[Start of Listed records]

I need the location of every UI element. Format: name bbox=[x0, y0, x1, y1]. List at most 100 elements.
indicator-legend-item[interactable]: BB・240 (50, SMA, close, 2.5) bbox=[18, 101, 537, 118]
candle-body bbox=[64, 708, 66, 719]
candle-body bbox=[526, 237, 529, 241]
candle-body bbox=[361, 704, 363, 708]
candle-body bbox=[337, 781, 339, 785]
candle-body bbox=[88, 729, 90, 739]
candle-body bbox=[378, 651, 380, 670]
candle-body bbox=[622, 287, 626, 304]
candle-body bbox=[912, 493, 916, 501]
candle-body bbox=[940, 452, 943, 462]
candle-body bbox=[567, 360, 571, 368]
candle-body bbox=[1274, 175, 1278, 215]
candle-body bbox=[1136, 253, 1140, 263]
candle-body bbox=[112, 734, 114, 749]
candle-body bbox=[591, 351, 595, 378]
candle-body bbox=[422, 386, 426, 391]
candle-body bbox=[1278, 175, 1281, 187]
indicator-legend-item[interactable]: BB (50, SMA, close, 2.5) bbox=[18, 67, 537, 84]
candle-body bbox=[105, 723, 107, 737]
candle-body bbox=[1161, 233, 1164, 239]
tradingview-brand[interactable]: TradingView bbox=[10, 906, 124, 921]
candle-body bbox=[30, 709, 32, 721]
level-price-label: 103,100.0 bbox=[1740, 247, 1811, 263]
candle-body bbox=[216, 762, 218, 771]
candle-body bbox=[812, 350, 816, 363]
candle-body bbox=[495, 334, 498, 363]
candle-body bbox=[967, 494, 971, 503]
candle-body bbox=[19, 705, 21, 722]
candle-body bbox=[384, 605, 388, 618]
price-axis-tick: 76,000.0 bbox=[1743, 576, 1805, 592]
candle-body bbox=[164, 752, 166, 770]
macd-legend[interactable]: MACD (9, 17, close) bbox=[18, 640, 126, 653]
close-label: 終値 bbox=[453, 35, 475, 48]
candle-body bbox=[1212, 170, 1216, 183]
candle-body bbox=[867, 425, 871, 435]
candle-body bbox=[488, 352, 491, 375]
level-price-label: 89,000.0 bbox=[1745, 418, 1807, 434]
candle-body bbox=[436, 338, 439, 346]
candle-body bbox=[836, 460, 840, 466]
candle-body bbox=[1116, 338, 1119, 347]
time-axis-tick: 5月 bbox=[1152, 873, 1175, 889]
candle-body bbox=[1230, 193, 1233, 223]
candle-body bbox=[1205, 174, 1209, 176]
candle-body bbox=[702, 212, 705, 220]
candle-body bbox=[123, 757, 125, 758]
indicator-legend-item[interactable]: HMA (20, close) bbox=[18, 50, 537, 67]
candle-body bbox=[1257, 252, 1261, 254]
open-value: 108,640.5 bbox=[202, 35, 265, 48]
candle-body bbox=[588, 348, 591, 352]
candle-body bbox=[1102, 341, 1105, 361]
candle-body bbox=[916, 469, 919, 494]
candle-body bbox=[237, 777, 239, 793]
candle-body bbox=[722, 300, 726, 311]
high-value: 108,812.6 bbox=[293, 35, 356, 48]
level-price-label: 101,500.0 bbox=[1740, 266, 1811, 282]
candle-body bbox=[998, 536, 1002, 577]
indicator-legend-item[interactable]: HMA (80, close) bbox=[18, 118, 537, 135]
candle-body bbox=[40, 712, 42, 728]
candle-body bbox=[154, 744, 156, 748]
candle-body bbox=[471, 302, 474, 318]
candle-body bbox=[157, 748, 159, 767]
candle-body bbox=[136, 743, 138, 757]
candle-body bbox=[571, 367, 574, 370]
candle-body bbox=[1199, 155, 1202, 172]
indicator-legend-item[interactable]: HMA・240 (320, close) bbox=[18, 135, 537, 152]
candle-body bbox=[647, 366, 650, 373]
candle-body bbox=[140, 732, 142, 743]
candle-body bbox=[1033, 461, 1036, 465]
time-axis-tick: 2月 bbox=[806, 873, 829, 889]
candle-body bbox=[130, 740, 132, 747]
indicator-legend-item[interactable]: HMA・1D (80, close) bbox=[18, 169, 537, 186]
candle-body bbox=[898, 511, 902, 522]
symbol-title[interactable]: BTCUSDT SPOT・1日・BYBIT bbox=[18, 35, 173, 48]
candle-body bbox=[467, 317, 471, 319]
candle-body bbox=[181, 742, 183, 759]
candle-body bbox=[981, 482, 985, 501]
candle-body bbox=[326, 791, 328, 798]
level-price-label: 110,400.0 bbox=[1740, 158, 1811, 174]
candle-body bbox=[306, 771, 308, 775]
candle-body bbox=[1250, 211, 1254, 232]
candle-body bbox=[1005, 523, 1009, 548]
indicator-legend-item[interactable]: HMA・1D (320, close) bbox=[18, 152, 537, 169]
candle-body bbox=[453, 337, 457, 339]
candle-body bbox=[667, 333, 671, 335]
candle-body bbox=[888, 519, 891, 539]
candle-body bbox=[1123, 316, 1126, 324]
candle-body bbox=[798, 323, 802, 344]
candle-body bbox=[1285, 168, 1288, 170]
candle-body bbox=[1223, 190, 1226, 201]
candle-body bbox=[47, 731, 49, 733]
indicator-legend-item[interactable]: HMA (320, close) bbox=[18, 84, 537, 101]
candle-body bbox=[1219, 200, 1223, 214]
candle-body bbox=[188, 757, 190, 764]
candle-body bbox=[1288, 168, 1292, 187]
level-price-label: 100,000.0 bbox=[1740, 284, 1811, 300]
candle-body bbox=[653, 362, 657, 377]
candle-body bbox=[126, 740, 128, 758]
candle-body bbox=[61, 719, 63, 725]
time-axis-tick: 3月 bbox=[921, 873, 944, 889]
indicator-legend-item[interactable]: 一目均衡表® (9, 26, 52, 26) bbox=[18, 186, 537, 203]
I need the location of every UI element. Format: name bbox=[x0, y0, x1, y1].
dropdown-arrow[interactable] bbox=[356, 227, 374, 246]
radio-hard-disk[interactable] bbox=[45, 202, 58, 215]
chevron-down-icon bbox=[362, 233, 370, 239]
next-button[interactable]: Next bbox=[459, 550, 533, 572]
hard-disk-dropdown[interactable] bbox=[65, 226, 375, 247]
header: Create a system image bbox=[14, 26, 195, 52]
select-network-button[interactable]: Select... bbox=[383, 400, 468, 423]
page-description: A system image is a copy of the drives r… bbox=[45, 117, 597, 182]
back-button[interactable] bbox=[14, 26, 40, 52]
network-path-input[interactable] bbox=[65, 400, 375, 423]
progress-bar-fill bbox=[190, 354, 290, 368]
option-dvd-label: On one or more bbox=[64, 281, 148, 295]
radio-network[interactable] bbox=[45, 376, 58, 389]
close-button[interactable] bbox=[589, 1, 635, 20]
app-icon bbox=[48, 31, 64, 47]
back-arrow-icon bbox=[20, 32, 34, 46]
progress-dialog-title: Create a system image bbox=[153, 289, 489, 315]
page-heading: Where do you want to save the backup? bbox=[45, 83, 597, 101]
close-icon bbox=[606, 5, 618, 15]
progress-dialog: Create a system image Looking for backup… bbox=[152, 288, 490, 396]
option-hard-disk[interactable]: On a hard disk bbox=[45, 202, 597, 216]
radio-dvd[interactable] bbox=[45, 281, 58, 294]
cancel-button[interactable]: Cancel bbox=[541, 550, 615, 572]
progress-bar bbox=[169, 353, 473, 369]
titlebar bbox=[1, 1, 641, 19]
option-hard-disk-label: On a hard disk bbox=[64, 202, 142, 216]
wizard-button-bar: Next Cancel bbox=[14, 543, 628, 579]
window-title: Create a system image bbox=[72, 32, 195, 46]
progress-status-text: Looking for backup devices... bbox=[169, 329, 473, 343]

[End of Listed records]

Rename "candle-body" to "candlestick-body" throughout the rows above, and give every row again with nothing else altered.

(Answer to this problem):
I need the location of every UI element. Format: name bbox=[x0, y0, x1, y1]. List at most 100 elements.
indicator-legend-item[interactable]: BB・240 (50, SMA, close, 2.5) bbox=[18, 101, 537, 118]
candlestick-body bbox=[64, 708, 66, 719]
candlestick-body bbox=[526, 237, 529, 241]
candlestick-body bbox=[361, 704, 363, 708]
candlestick-body bbox=[337, 781, 339, 785]
candlestick-body bbox=[88, 729, 90, 739]
candlestick-body bbox=[378, 651, 380, 670]
candlestick-body bbox=[622, 287, 626, 304]
candlestick-body bbox=[912, 493, 916, 501]
candlestick-body bbox=[940, 452, 943, 462]
candlestick-body bbox=[567, 360, 571, 368]
candlestick-body bbox=[1274, 175, 1278, 215]
candlestick-body bbox=[1136, 253, 1140, 263]
candlestick-body bbox=[112, 734, 114, 749]
candlestick-body bbox=[591, 351, 595, 378]
candlestick-body bbox=[422, 386, 426, 391]
candlestick-body bbox=[1278, 175, 1281, 187]
indicator-legend-item[interactable]: BB (50, SMA, close, 2.5) bbox=[18, 67, 537, 84]
candlestick-body bbox=[105, 723, 107, 737]
candlestick-body bbox=[1161, 233, 1164, 239]
tradingview-brand[interactable]: TradingView bbox=[10, 906, 124, 921]
candlestick-body bbox=[30, 709, 32, 721]
level-price-label: 103,100.0 bbox=[1740, 247, 1811, 263]
candlestick-body bbox=[216, 762, 218, 771]
candlestick-body bbox=[812, 350, 816, 363]
candlestick-body bbox=[495, 334, 498, 363]
candlestick-body bbox=[967, 494, 971, 503]
candlestick-body bbox=[19, 705, 21, 722]
candlestick-body bbox=[384, 605, 388, 618]
price-axis-tick: 76,000.0 bbox=[1743, 576, 1805, 592]
candlestick-body bbox=[164, 752, 166, 770]
macd-legend[interactable]: MACD (9, 17, close) bbox=[18, 640, 126, 653]
close-label: 終値 bbox=[453, 35, 475, 48]
candlestick-body bbox=[1212, 170, 1216, 183]
candlestick-body bbox=[867, 425, 871, 435]
candlestick-body bbox=[488, 352, 491, 375]
level-price-label: 89,000.0 bbox=[1745, 418, 1807, 434]
candlestick-body bbox=[436, 338, 439, 346]
candlestick-body bbox=[836, 460, 840, 466]
candlestick-body bbox=[1116, 338, 1119, 347]
time-axis-tick: 5月 bbox=[1152, 873, 1175, 889]
candlestick-body bbox=[1230, 193, 1233, 223]
candlestick-body bbox=[1205, 174, 1209, 176]
candlestick-body bbox=[702, 212, 705, 220]
candlestick-body bbox=[123, 757, 125, 758]
indicator-legend-item[interactable]: HMA (20, close) bbox=[18, 50, 537, 67]
candlestick-body bbox=[1257, 252, 1261, 254]
open-value: 108,640.5 bbox=[202, 35, 265, 48]
candlestick-body bbox=[588, 348, 591, 352]
candlestick-body bbox=[1102, 341, 1105, 361]
candlestick-body bbox=[916, 469, 919, 494]
candlestick-body bbox=[237, 777, 239, 793]
candlestick-body bbox=[722, 300, 726, 311]
high-value: 108,812.6 bbox=[293, 35, 356, 48]
level-price-label: 101,500.0 bbox=[1740, 266, 1811, 282]
candlestick-body bbox=[998, 536, 1002, 577]
indicator-legend-item[interactable]: HMA (80, close) bbox=[18, 118, 537, 135]
candlestick-body bbox=[40, 712, 42, 728]
candlestick-body bbox=[154, 744, 156, 748]
candlestick-body bbox=[471, 302, 474, 318]
candlestick-body bbox=[157, 748, 159, 767]
candlestick-body bbox=[136, 743, 138, 757]
candlestick-body bbox=[571, 367, 574, 370]
candlestick-body bbox=[1199, 155, 1202, 172]
indicator-legend-item[interactable]: HMA・240 (320, close) bbox=[18, 135, 537, 152]
candlestick-body bbox=[647, 366, 650, 373]
candlestick-body bbox=[140, 732, 142, 743]
candlestick-body bbox=[1033, 461, 1036, 465]
time-axis-tick: 2月 bbox=[806, 873, 829, 889]
candlestick-body bbox=[130, 740, 132, 747]
indicator-legend-item[interactable]: HMA・1D (80, close) bbox=[18, 169, 537, 186]
candlestick-body bbox=[898, 511, 902, 522]
symbol-title[interactable]: BTCUSDT SPOT・1日・BYBIT bbox=[18, 35, 173, 48]
candlestick-body bbox=[467, 317, 471, 319]
candlestick-body bbox=[181, 742, 183, 759]
candlestick-body bbox=[981, 482, 985, 501]
candlestick-body bbox=[326, 791, 328, 798]
level-price-label: 110,400.0 bbox=[1740, 158, 1811, 174]
candlestick-body bbox=[306, 771, 308, 775]
candlestick-body bbox=[1250, 211, 1254, 232]
candlestick-body bbox=[1005, 523, 1009, 548]
indicator-legend-item[interactable]: HMA・1D (320, close) bbox=[18, 152, 537, 169]
candlestick-body bbox=[453, 337, 457, 339]
candlestick-body bbox=[667, 333, 671, 335]
candlestick-body bbox=[888, 519, 891, 539]
candlestick-body bbox=[1123, 316, 1126, 324]
candlestick-body bbox=[798, 323, 802, 344]
candlestick-body bbox=[1285, 168, 1288, 170]
candlestick-body bbox=[1223, 190, 1226, 201]
candlestick-body bbox=[47, 731, 49, 733]
indicator-legend-item[interactable]: HMA (320, close) bbox=[18, 84, 537, 101]
candlestick-body bbox=[1219, 200, 1223, 214]
candlestick-body bbox=[188, 757, 190, 764]
candlestick-body bbox=[1288, 168, 1292, 187]
level-price-label: 100,000.0 bbox=[1740, 284, 1811, 300]
candlestick-body bbox=[653, 362, 657, 377]
candlestick-body bbox=[126, 740, 128, 758]
candlestick-body bbox=[61, 719, 63, 725]
time-axis-tick: 3月 bbox=[921, 873, 944, 889]
indicator-legend-item[interactable]: 一目均衡表® (9, 26, 52, 26) bbox=[18, 186, 537, 203]
I need the location of every UI element. Format: name bbox=[x0, y0, x1, y1].
dropdown-arrow[interactable] bbox=[356, 227, 374, 246]
radio-hard-disk[interactable] bbox=[45, 202, 58, 215]
chevron-down-icon bbox=[362, 233, 370, 239]
next-button[interactable]: Next bbox=[459, 550, 533, 572]
hard-disk-dropdown[interactable] bbox=[65, 226, 375, 247]
header: Create a system image bbox=[14, 26, 195, 52]
select-network-button[interactable]: Select... bbox=[383, 400, 468, 423]
page-description: A system image is a copy of the drives r… bbox=[45, 117, 597, 182]
back-button[interactable] bbox=[14, 26, 40, 52]
network-path-input[interactable] bbox=[65, 400, 375, 423]
progress-bar-fill bbox=[190, 354, 290, 368]
option-dvd-label: On one or more bbox=[64, 281, 148, 295]
radio-network[interactable] bbox=[45, 376, 58, 389]
close-button[interactable] bbox=[589, 1, 635, 20]
app-icon bbox=[48, 31, 64, 47]
back-arrow-icon bbox=[20, 32, 34, 46]
progress-dialog-title: Create a system image bbox=[153, 289, 489, 315]
page-heading: Where do you want to save the backup? bbox=[45, 83, 597, 101]
close-icon bbox=[606, 5, 618, 15]
progress-dialog: Create a system image Looking for backup… bbox=[152, 288, 490, 396]
option-hard-disk[interactable]: On a hard disk bbox=[45, 202, 597, 216]
radio-dvd[interactable] bbox=[45, 281, 58, 294]
cancel-button[interactable]: Cancel bbox=[541, 550, 615, 572]
progress-bar bbox=[169, 353, 473, 369]
titlebar bbox=[1, 1, 641, 19]
option-hard-disk-label: On a hard disk bbox=[64, 202, 142, 216]
wizard-button-bar: Next Cancel bbox=[14, 543, 628, 579]
window-title: Create a system image bbox=[72, 32, 195, 46]
progress-status-text: Looking for backup devices... bbox=[169, 329, 473, 343]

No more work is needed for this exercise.